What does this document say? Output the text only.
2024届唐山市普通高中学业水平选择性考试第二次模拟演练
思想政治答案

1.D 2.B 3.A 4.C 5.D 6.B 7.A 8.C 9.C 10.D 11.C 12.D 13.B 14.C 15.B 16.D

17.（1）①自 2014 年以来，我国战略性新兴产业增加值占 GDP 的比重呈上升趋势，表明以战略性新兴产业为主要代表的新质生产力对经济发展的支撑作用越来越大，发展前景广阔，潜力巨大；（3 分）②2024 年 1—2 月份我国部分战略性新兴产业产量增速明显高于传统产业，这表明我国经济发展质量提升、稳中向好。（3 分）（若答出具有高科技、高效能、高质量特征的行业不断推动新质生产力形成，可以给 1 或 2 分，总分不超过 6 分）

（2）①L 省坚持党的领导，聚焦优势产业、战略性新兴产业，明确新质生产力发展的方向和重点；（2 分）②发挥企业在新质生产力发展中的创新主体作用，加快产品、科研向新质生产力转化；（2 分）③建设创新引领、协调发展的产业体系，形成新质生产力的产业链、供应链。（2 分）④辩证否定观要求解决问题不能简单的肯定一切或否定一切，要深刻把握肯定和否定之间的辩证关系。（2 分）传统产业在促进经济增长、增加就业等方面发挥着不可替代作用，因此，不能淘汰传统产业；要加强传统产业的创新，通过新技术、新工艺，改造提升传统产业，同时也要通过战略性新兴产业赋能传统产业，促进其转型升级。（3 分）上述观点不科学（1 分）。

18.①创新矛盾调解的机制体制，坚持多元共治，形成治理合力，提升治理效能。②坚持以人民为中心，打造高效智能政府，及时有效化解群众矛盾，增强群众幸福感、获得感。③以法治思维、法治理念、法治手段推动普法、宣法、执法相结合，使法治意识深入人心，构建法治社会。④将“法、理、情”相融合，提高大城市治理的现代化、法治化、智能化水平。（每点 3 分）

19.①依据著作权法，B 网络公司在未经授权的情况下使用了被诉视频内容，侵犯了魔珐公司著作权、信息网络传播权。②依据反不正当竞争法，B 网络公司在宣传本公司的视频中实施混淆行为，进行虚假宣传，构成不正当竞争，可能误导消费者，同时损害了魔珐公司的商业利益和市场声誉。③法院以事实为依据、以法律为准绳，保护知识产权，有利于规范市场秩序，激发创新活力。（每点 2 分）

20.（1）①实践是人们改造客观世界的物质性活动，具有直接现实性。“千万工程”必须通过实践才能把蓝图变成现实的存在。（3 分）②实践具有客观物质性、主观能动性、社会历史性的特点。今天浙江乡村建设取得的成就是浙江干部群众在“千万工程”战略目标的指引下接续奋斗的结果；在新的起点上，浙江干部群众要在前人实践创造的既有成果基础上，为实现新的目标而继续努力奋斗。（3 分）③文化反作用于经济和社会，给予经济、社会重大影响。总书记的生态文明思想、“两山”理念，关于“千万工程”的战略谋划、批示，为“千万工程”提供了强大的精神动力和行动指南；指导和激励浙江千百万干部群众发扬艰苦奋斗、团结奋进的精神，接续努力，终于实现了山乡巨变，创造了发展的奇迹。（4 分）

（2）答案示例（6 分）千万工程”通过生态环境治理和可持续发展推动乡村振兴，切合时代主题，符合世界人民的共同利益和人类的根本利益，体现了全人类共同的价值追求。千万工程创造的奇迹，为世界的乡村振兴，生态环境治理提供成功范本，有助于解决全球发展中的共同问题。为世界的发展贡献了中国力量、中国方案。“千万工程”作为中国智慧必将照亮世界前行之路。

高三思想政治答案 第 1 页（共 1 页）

● ● ●

What is asked
Copy out the material above in its entirety. Every detail must match.

Task answer
What does this document say? Output the text only.
2024届唐山市普通高中学业水平选择性考试第二次模拟演练
思想政治答案

1.D 2.B 3.A 4.C 5.D 6.B 7.A 8.C 9.C 10.D 11.C 12.D 13.B 14.C 15.B 16.D

17.（1）①自 2014 年以来，我国战略性新兴产业增加值占 GDP 的比重呈上升趋势，表明以战略性新兴产业为主要代表的新质生产力对经济发展的支撑作用越来越大，发展前景广阔，潜力巨大；（3 分）②2024 年 1—2 月份我国部分战略性新兴产业产量增速明显高于传统产业，这表明我国经济发展质量提升、稳中向好。（3 分）（若答出具有高科技、高效能、高质量特征的行业不断推动新质生产力形成，可以给 1 或 2 分，总分不超过 6 分）

（2）①L 省坚持党的领导，聚焦优势产业、战略性新兴产业，明确新质生产力发展的方向和重点；（2 分）②发挥企业在新质生产力发展中的创新主体作用，加快产品、科研向新质生产力转化；（2 分）③建设创新引领、协调发展的产业体系，形成新质生产力的产业链、供应链。（2 分）④辩证否定观要求解决问题不能简单的肯定一切或否定一切，要深刻把握肯定和否定之间的辩证关系。（2 分）传统产业在促进经济增长、增加就业等方面发挥着不可替代作用，因此，不能淘汰传统产业；要加强传统产业的创新，通过新技术、新工艺，改造提升传统产业，同时也要通过战略性新兴产业赋能传统产业，促进其转型升级。（3 分）上述观点不科学（1 分）。

18.①创新矛盾调解的机制体制，坚持多元共治，形成治理合力，提升治理效能。②坚持以人民为中心，打造高效智能政府，及时有效化解群众矛盾，增强群众幸福感、获得感。③以法治思维、法治理念、法治手段推动普法、宣法、执法相结合，使法治意识深入人心，构建法治社会。④将“法、理、情”相融合，提高大城市治理的现代化、法治化、智能化水平。（每点 3 分）

19.①依据著作权法，B 网络公司在未经授权的情况下使用了被诉视频内容，侵犯了魔珐公司著作权、信息网络传播权。②依据反不正当竞争法，B 网络公司在宣传本公司的视频中实施混淆行为，进行虚假宣传，构成不正当竞争，可能误导消费者，同时损害了魔珐公司的商业利益和市场声誉。③法院以事实为依据、以法律为准绳，保护知识产权，有利于规范市场秩序，激发创新活力。（每点 2 分）

20.（1）①实践是人们改造客观世界的物质性活动，具有直接现实性。“千万工程”必须通过实践才能把蓝图变成现实的存在。（3 分）②实践具有客观物质性、主观能动性、社会历史性的特点。今天浙江乡村建设取得的成就是浙江干部群众在“千万工程”战略目标的指引下接续奋斗的结果；在新的起点上，浙江干部群众要在前人实践创造的既有成果基础上，为实现新的目标而继续努力奋斗。（3 分）③文化反作用于经济和社会，给予经济、社会重大影响。总书记的生态文明思想、“两山”理念，关于“千万工程”的战略谋划、批示，为“千万工程”提供了强大的精神动力和行动指南；指导和激励浙江千百万干部群众发扬艰苦奋斗、团结奋进的精神，接续努力，终于实现了山乡巨变，创造了发展的奇迹。（4 分）

（2）答案示例（6 分）千万工程”通过生态环境治理和可持续发展推动乡村振兴，切合时代主题，符合世界人民的共同利益和人类的根本利益，体现了全人类共同的价值追求。千万工程创造的奇迹，为世界的乡村振兴，生态环境治理提供成功范本，有助于解决全球发展中的共同问题。为世界的发展贡献了中国力量、中国方案。“千万工程”作为中国智慧必将照亮世界前行之路。

高三思想政治答案 第 1 页（共 1 页）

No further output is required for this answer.